- **Short exercise**
Extract every line where the string "sistema" appears.

- **Source material**
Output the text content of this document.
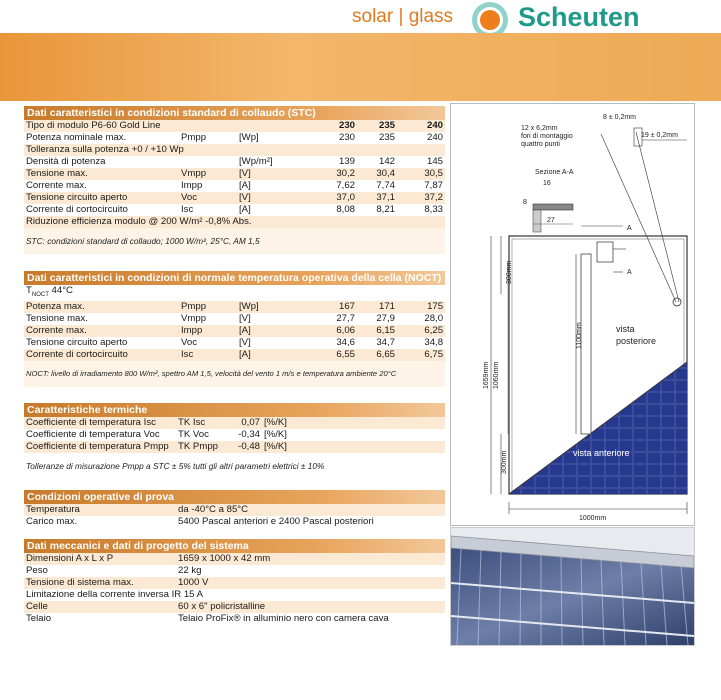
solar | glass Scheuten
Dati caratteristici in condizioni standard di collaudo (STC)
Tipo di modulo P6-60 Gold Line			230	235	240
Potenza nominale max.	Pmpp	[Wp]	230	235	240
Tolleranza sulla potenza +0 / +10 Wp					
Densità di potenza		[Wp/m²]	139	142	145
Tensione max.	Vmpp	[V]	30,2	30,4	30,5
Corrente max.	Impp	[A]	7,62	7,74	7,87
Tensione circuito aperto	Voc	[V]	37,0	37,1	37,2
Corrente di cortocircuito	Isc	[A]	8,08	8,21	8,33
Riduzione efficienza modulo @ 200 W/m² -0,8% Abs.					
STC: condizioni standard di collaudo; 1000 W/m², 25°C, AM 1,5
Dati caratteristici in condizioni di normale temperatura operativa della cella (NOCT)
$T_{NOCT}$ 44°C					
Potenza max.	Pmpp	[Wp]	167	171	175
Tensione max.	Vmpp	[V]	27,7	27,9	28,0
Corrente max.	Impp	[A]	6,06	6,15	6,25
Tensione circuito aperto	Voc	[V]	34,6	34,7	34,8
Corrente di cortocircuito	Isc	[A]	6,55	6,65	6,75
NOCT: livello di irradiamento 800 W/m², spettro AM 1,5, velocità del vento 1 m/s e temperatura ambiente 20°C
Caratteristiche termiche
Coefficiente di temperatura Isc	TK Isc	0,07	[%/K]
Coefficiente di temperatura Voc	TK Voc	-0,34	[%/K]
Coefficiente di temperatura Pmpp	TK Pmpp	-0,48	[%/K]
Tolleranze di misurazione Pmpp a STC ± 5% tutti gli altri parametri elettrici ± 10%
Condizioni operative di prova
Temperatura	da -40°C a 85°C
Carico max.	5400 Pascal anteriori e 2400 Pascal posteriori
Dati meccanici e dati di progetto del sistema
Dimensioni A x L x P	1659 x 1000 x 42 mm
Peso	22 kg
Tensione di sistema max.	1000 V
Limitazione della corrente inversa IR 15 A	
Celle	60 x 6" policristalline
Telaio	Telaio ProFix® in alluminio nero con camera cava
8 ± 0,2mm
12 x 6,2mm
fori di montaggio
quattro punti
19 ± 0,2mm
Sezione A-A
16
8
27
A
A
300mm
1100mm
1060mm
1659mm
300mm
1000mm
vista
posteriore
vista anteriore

==

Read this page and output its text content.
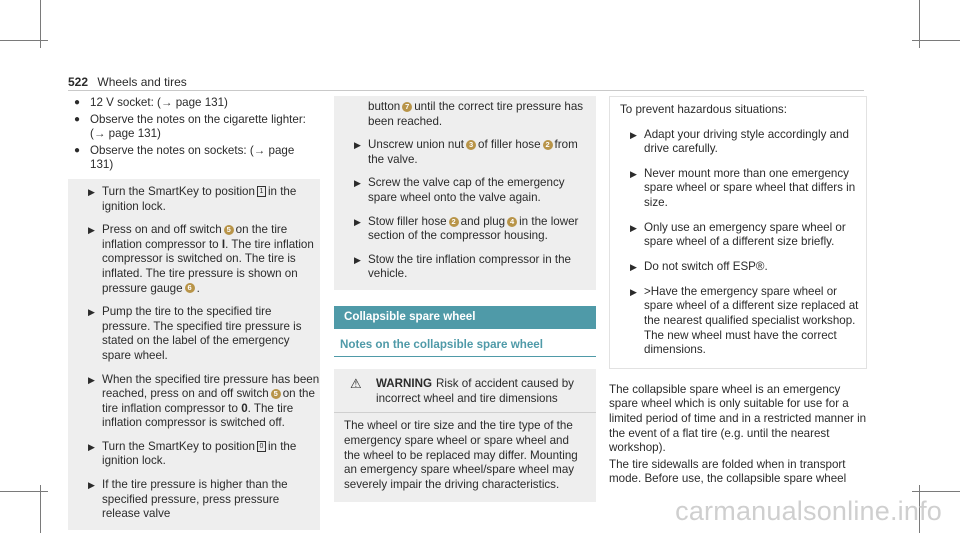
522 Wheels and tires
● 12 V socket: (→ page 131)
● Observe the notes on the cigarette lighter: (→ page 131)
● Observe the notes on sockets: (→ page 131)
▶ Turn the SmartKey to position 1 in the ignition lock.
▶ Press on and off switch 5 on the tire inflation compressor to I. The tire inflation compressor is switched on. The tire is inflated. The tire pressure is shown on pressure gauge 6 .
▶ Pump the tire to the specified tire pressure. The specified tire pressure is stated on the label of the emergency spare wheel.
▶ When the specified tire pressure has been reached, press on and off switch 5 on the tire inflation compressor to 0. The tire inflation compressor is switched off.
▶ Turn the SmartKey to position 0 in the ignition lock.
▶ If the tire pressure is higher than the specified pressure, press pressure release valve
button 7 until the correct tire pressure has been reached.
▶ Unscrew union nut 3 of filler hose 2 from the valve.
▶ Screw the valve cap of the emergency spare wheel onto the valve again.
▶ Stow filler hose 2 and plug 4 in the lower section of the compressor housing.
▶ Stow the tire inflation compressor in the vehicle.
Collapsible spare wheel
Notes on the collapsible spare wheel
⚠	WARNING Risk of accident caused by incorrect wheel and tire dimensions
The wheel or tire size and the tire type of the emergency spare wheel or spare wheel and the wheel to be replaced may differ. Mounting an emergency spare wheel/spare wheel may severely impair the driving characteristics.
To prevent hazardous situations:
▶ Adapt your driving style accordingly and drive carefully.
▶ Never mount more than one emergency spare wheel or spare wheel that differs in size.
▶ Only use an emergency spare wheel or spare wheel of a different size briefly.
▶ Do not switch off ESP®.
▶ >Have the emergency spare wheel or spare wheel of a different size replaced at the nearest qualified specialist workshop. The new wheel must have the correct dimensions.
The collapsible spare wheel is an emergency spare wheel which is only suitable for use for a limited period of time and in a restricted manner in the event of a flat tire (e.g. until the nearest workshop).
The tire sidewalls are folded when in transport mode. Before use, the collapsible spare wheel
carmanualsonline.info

- **Result of the task**
Dati meccanici e dati di progetto del sistema
Tensione di sistema max.	1000 V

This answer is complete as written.